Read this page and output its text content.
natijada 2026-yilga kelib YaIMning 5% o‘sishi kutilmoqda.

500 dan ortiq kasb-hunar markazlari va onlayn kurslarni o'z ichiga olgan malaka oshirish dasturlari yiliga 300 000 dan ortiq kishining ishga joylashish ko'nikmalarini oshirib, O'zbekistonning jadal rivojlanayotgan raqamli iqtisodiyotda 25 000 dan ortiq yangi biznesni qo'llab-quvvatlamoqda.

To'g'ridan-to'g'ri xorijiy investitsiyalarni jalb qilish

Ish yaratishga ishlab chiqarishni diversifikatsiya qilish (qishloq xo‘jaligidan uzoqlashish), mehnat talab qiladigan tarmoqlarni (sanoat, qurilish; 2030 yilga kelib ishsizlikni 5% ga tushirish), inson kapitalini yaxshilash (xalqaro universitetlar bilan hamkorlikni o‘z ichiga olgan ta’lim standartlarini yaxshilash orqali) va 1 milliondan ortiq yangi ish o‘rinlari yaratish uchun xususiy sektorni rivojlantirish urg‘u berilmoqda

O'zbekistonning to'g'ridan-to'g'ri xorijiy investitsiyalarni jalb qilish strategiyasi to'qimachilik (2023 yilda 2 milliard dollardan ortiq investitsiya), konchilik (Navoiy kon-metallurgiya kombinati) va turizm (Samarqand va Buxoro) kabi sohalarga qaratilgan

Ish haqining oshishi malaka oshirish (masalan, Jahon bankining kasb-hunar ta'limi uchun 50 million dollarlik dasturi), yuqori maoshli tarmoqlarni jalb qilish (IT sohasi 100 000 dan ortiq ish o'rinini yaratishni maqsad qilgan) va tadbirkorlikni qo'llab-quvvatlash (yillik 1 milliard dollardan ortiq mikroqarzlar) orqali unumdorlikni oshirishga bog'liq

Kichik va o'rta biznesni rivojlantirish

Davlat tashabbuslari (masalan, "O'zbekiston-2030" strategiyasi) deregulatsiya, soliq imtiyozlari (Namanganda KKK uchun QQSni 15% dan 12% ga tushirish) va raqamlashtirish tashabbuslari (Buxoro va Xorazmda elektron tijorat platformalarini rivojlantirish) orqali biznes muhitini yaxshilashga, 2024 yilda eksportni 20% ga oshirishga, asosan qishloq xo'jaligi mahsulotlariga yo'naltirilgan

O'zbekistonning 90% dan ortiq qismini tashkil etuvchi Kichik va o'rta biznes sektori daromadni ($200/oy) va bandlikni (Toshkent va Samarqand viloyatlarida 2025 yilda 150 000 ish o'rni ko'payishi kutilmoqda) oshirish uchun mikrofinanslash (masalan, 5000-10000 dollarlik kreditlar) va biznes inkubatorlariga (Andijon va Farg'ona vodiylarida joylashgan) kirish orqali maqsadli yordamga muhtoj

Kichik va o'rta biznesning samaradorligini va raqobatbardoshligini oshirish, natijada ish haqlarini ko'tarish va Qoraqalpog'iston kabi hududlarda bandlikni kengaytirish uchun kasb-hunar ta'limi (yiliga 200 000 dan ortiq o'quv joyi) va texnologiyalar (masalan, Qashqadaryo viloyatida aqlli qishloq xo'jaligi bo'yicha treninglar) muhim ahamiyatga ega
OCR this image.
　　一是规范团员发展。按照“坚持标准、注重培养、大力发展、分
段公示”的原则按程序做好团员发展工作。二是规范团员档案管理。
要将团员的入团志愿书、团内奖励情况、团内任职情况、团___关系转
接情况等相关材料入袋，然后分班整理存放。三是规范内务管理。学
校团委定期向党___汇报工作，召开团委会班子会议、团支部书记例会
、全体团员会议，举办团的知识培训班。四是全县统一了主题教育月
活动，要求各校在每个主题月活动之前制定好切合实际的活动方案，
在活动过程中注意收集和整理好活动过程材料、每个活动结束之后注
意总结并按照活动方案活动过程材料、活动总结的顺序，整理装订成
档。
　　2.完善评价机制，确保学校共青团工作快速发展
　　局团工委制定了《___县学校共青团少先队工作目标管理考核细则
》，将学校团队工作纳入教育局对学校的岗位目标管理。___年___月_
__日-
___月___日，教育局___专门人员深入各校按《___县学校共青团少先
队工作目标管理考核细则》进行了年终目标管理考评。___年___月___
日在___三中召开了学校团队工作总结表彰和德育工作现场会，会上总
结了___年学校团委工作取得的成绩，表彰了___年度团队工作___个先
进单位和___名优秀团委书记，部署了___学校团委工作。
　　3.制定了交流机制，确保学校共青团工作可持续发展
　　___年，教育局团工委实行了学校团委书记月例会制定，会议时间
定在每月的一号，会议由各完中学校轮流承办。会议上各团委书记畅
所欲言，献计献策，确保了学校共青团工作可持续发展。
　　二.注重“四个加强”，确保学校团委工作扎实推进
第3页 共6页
----------
From the listing above, pick out each line where the word "this" appears.

Read this page and output its text content.
OCR this image.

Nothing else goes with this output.